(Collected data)
[Start]

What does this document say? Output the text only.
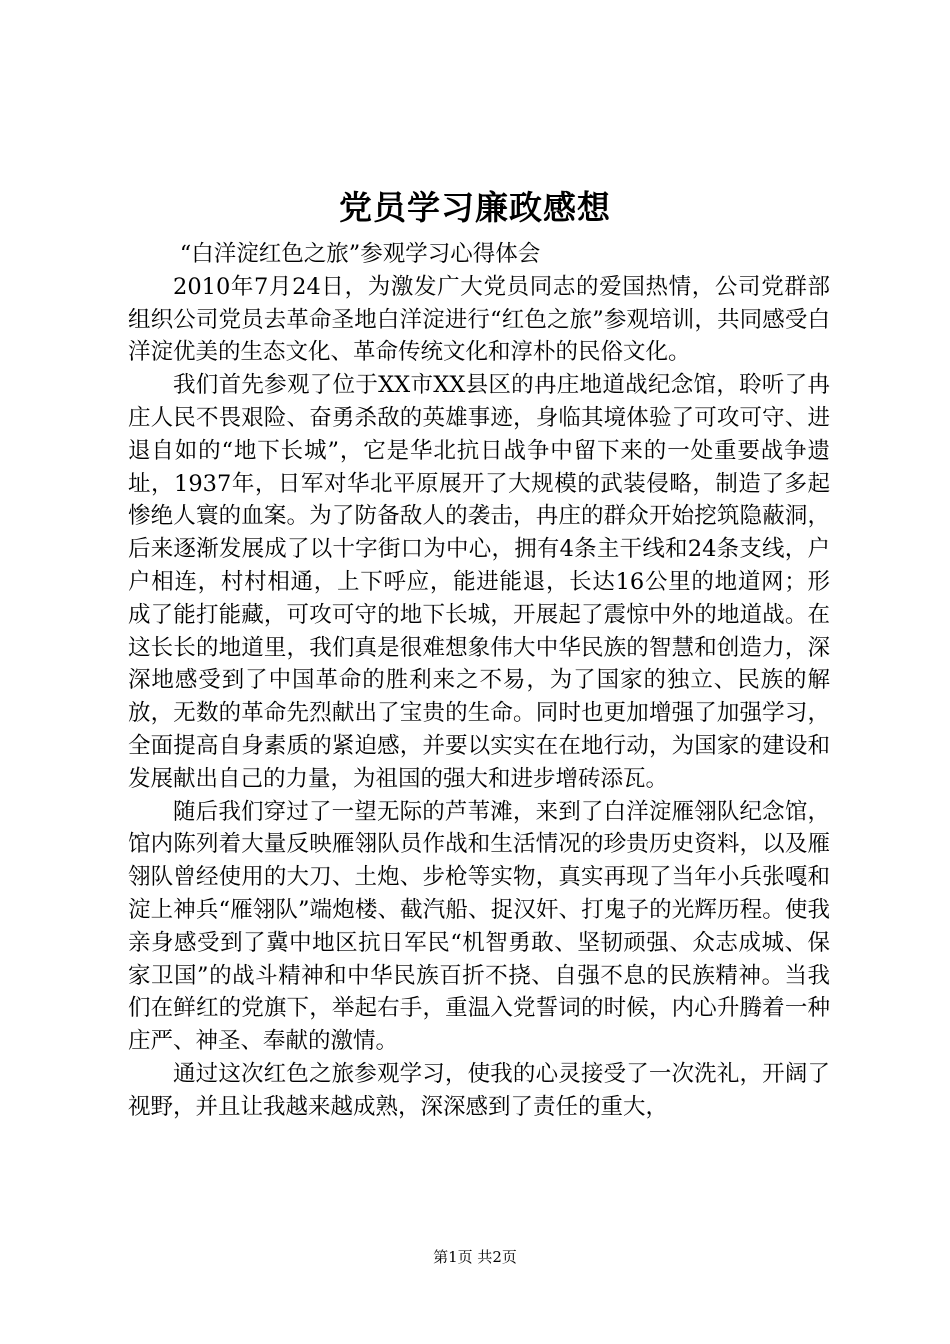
党员学习廉政感想

“白洋淀红色之旅”参观学习心得体会

2010年7月24日，为激发广大党员同志的爱国热情，公司党群部组织公司党员去革命圣地白洋淀进行“红色之旅”参观培训，共同感受白洋淀优美的生态文化、革命传统文化和淳朴的民俗文化。

我们首先参观了位于XX市XX县区的冉庄地道战纪念馆，聆听了冉庄人民不畏艰险、奋勇杀敌的英雄事迹，身临其境体验了可攻可守、进退自如的“地下长城”，它是华北抗日战争中留下来的一处重要战争遗址，1937年，日军对华北平原展开了大规模的武装侵略，制造了多起惨绝人寰的血案。为了防备敌人的袭击，冉庄的群众开始挖筑隐蔽洞，后来逐渐发展成了以十字街口为中心，拥有4条主干线和24条支线，户户相连，村村相通，上下呼应，能进能退，长达16公里的地道网；形成了能打能藏，可攻可守的地下长城，开展起了震惊中外的地道战。在这长长的地道里，我们真是很难想象伟大中华民族的智慧和创造力，深深地感受到了中国革命的胜利来之不易，为了国家的独立、民族的解放，无数的革命先烈献出了宝贵的生命。同时也更加增强了加强学习，全面提高自身素质的紧迫感，并要以实实在在地行动，为国家的建设和发展献出自己的力量，为祖国的强大和进步增砖添瓦。

随后我们穿过了一望无际的芦苇滩，来到了白洋淀雁翎队纪念馆，馆内陈列着大量反映雁翎队员作战和生活情况的珍贵历史资料，以及雁翎队曾经使用的大刀、土炮、步枪等实物，真实再现了当年小兵张嘎和淀上神兵“雁翎队”端炮楼、截汽船、捉汉奸、打鬼子的光辉历程。使我亲身感受到了冀中地区抗日军民“机智勇敢、坚韧顽强、众志成城、保家卫国”的战斗精神和中华民族百折不挠、自强不息的民族精神。当我们在鲜红的党旗下，举起右手，重温入党誓词的时候，内心升腾着一种庄严、神圣、奉献的激情。

通过这次红色之旅参观学习，使我的心灵接受了一次洗礼，开阔了视野，并且让我越来越成熟，深深感到了责任的重大，

第1页 共2页
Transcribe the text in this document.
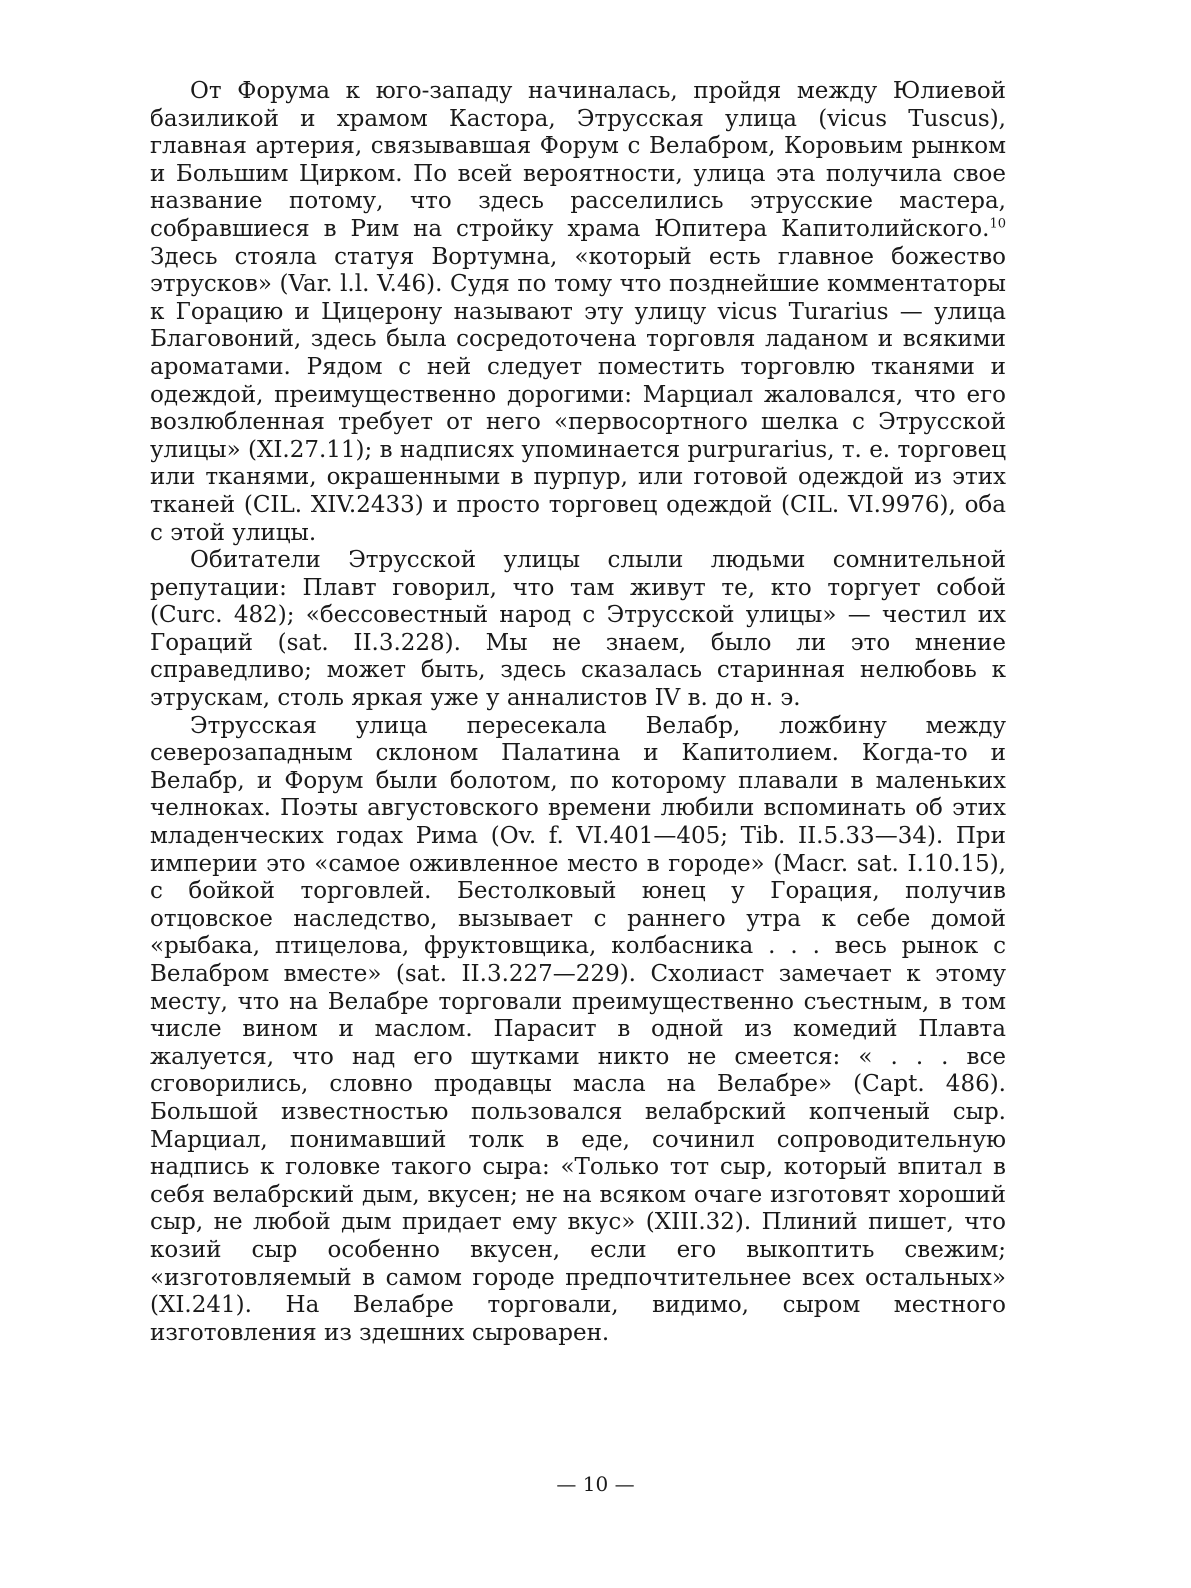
От Форума к юго-западу начиналась, пройдя между Юлиевой базиликой и храмом Кастора, Этрусская улица (vicus Tuscus), главная артерия, связывавшая Форум с Велабром, Коровьим рынком и Большим Цирком. По всей вероятности, улица эта получила свое название потому, что здесь расселились этрусские мастера, собравшиеся в Рим на стройку храма Юпитера Капитолийского.$^{10}$ Здесь стояла статуя Вортумна, «который есть главное божество этрусков» (Var. l.l. V.46). Судя по тому что позднейшие комментаторы к Горацию и Цицерону называют эту улицу vicus Turarius — улица Благовоний, здесь была сосредоточена торговля ладаном и всякими ароматами. Рядом с ней следует поместить торговлю тканями и одеждой, преимущественно дорогими: Марциал жаловался, что его возлюбленная требует от него «первосортного шелка с Этрусской улицы» (XI.27.11); в надписях упоминается purpurarius, т. е. торговец или тканями, окрашенными в пурпур, или готовой одеждой из этих тканей (CIL. XIV.2433) и просто торговец одеждой (CIL. VI.9976), оба с этой улицы.

Обитатели Этрусской улицы слыли людьми сомнительной репутации: Плавт говорил, что там живут те, кто торгует собой (Curc. 482); «бессовестный народ с Этрусской улицы» — честил их Гораций (sat. II.3.228). Мы не знаем, было ли это мнение справедливо; может быть, здесь сказалась старинная нелюбовь к этрускам, столь яркая уже у анналистов IV в. до н. э.

Этрусская улица пересекала Велабр, ложбину между северозападным склоном Палатина и Капитолием. Когда-то и Велабр, и Форум были болотом, по которому плавали в маленьких челноках. Поэты августовского времени любили вспоминать об этих младенческих годах Рима (Ov. f. VI.401—405; Tib. II.5.33—34). При империи это «самое оживленное место в городе» (Macr. sat. I.10.15), с бойкой торговлей. Бестолковый юнец у Горация, получив отцовское наследство, вызывает с раннего утра к себе домой «рыбака, птицелова, фруктовщика, колбасника . . . весь рынок с Велабром вместе» (sat. II.3.227—229). Схолиаст замечает к этому месту, что на Велабре торговали преимущественно съестным, в том числе вином и маслом. Парасит в одной из комедий Плавта жалуется, что над его шутками никто не смеется: « . . . все сговорились, словно продавцы масла на Велабре» (Capt. 486). Большой известностью пользовался велабрский копченый сыр. Марциал, понимавший толк в еде, сочинил сопроводительную надпись к головке такого сыра: «Только тот сыр, который впитал в себя велабрский дым, вкусен; не на всяком очаге изготовят хороший сыр, не любой дым придает ему вкус» (XIII.32). Плиний пишет, что козий сыр особенно вкусен, если его выкоптить свежим; «изготовляемый в самом городе предпочтительнее всех остальных» (XI.241). На Велабре торговали, видимо, сыром местного изготовления из здешних сыроварен.

— 10 —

[End]

▶ [Exercise]: Find all lines holding the string "Этрусской" and copy them.

▶ [Final answer]:
От Форума к юго-западу начиналась, пройдя между Юлиевой базиликой и храмом Кастора, Этрусская улица (vicus Tuscus), главная артерия, связывавшая Форум с Велабром, Коровьим рынком и Большим Цирком. По всей вероятности, улица эта получила свое название потому, что здесь расселились этрусские мастера, собравшиеся в Рим на стройку храма Юпитера Капитолийского.$^{10}$ Здесь стояла статуя Вортумна, «который есть главное божество этрусков» (Var. l.l. V.46). Судя по тому что позднейшие комментаторы к Горацию и Цицерону называют эту улицу vicus Turarius — улица Благовоний, здесь была сосредоточена торговля ладаном и всякими ароматами. Рядом с ней следует поместить торговлю тканями и одеждой, преимущественно дорогими: Марциал жаловался, что его возлюбленная требует от него «первосортного шелка с Этрусской улицы» (XI.27.11); в надписях упоминается purpurarius, т. е. торговец или тканями, окрашенными в пурпур, или готовой одеждой из этих тканей (CIL. XIV.2433) и просто торговец одеждой (CIL. VI.9976), оба с этой улицы.
Обитатели Этрусской улицы слыли людьми сомнительной репутации: Плавт говорил, что там живут те, кто торгует собой (Curc. 482); «бессовестный народ с Этрусской улицы» — честил их Гораций (sat. II.3.228). Мы не знаем, было ли это мнение справедливо; может быть, здесь сказалась старинная нелюбовь к этрускам, столь яркая уже у анналистов IV в. до н. э.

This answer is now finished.